## Exercise brief
Report, from the records below, every line where the word "syrups" appears.

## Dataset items
- - - - - - -

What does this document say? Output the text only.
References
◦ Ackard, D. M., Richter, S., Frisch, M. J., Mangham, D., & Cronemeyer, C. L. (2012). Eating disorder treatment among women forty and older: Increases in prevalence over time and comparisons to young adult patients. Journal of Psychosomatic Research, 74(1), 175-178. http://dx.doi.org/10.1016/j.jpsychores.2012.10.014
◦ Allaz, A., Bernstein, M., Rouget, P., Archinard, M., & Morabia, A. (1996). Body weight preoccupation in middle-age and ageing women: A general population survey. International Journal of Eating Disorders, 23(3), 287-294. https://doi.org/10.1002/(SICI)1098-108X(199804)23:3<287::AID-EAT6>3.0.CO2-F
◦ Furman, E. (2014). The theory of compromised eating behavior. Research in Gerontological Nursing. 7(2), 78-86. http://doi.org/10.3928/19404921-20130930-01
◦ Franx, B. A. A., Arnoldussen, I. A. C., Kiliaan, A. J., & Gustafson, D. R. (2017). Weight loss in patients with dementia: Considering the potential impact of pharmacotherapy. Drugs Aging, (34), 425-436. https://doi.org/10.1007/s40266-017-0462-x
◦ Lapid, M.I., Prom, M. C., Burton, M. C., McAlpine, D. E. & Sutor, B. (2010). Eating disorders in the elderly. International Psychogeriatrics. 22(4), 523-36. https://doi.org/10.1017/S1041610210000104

- - - - - - -

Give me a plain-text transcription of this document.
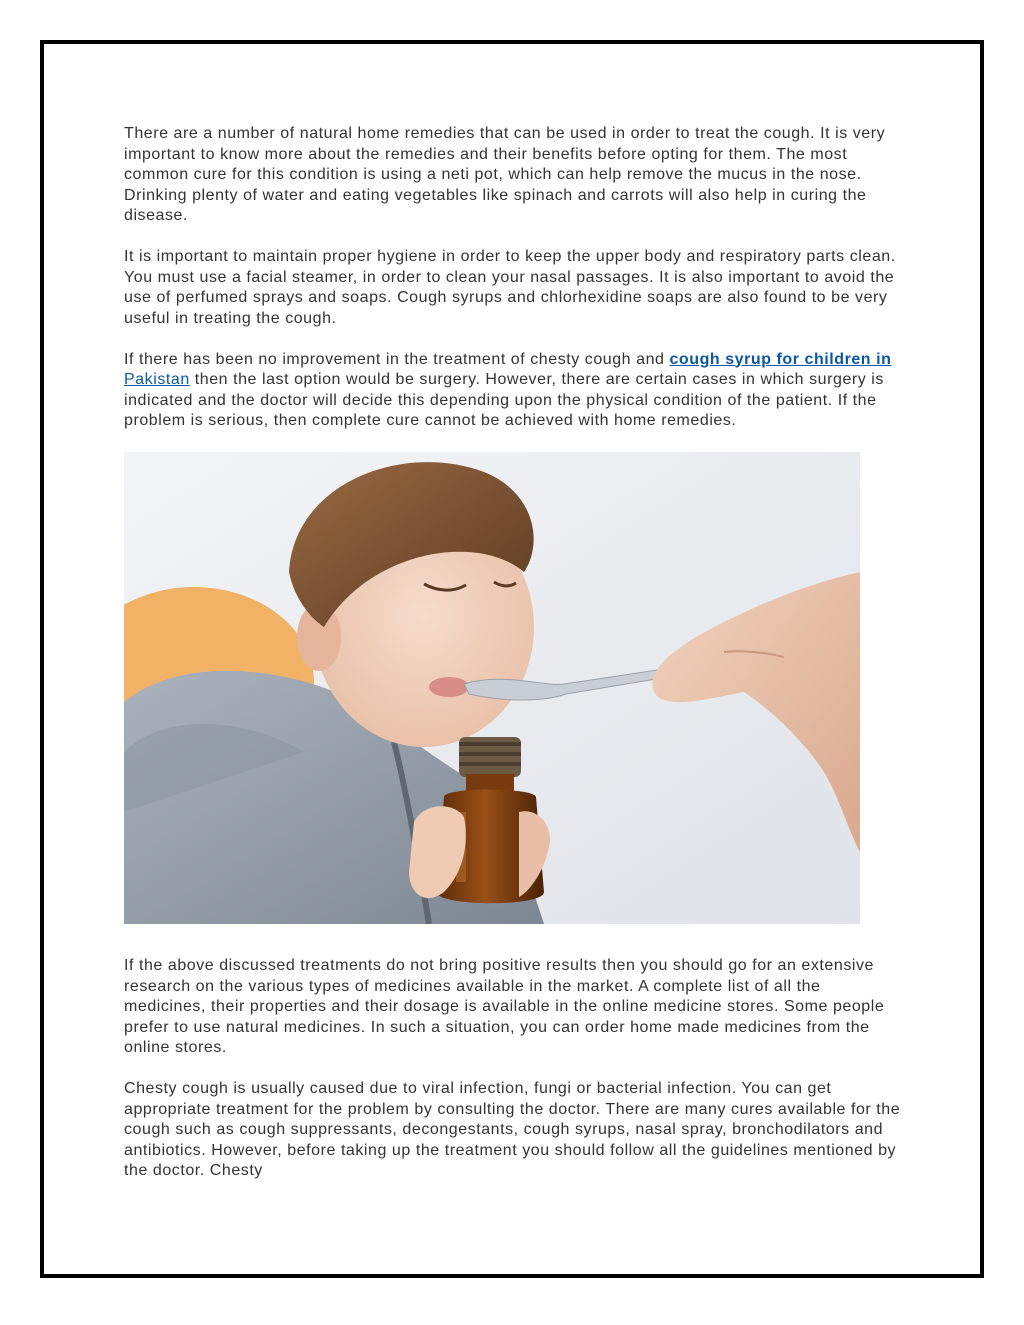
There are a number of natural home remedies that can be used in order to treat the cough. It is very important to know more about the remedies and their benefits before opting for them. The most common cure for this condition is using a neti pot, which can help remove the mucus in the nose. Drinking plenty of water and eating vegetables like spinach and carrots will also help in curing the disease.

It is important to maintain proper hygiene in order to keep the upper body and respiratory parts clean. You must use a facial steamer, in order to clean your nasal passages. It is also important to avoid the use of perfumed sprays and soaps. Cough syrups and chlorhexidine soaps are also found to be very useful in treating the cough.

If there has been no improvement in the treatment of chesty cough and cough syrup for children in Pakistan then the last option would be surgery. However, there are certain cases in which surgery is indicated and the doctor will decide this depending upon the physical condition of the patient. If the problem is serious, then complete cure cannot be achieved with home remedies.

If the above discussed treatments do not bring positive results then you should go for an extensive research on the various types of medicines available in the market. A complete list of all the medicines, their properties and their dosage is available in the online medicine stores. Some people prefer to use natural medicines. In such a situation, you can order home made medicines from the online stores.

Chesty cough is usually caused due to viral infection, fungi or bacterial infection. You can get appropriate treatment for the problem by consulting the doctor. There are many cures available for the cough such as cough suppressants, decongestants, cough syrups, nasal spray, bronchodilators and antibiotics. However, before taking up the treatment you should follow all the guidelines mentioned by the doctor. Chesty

- - - - - - -

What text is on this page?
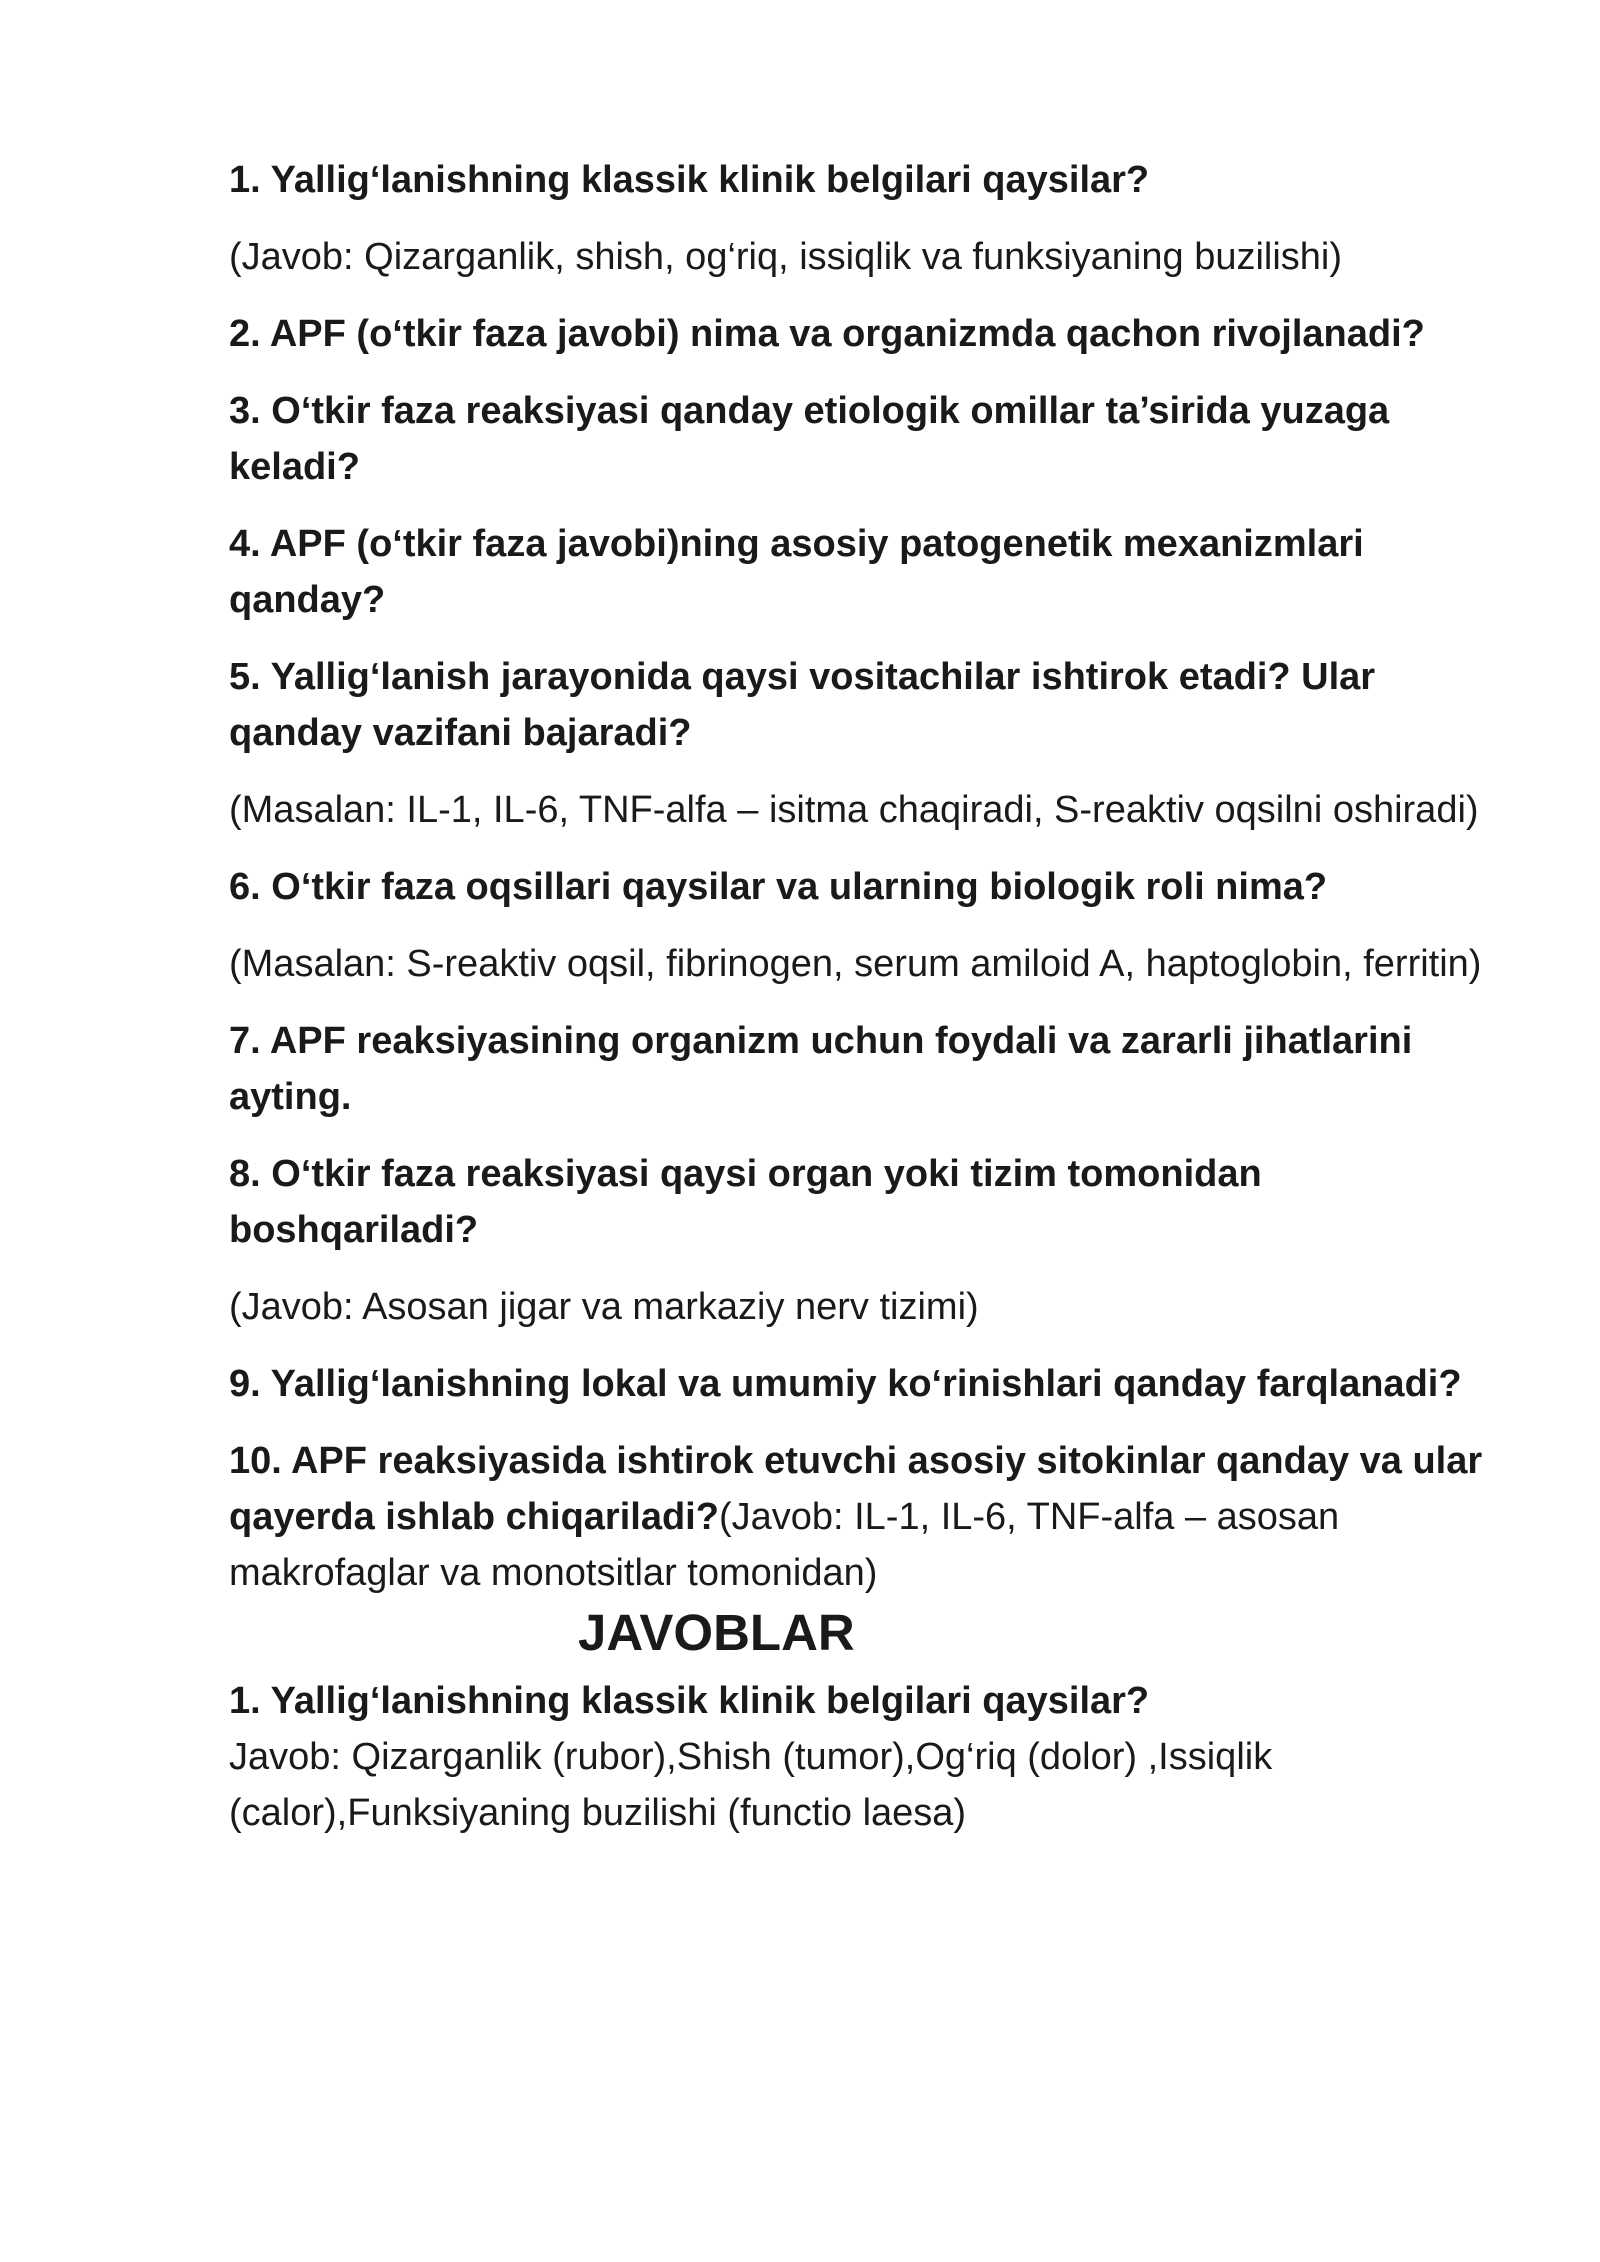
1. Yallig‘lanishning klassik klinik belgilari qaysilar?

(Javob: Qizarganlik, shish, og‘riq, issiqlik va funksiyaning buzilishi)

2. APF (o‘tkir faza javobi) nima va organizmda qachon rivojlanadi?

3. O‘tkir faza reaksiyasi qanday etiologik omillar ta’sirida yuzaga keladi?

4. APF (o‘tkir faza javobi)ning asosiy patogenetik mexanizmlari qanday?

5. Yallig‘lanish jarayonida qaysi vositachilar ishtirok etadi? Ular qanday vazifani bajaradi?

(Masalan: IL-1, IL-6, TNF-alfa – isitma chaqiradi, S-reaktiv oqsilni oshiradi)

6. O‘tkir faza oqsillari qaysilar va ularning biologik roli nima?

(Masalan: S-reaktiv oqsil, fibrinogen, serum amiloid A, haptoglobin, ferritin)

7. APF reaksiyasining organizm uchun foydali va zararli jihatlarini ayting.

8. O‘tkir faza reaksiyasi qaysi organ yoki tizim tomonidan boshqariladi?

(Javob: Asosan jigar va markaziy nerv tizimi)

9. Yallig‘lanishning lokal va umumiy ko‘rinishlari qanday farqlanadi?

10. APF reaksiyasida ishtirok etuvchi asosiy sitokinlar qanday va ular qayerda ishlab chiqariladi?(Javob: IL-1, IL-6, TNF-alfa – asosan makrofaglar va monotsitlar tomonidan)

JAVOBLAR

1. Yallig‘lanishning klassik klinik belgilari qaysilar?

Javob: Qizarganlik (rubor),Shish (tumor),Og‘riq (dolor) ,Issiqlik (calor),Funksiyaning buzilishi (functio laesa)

- - - - - - -

## Response for this exercise
It is important to maintain proper hygiene in order to keep the upper body and respiratory parts clean. You must use a facial steamer, in order to clean your nasal passages. It is also important to avoid the use of perfumed sprays and soaps. Cough syrups and chlorhexidine soaps are also found to be very useful in treating the cough.
Chesty cough is usually caused due to viral infection, fungi or bacterial infection. You can get appropriate treatment for the problem by consulting the doctor. There are many cures available for the cough such as cough suppressants, decongestants, cough syrups, nasal spray, bronchodilators and antibiotics. However, before taking up the treatment you should follow all the guidelines mentioned by the doctor. Chesty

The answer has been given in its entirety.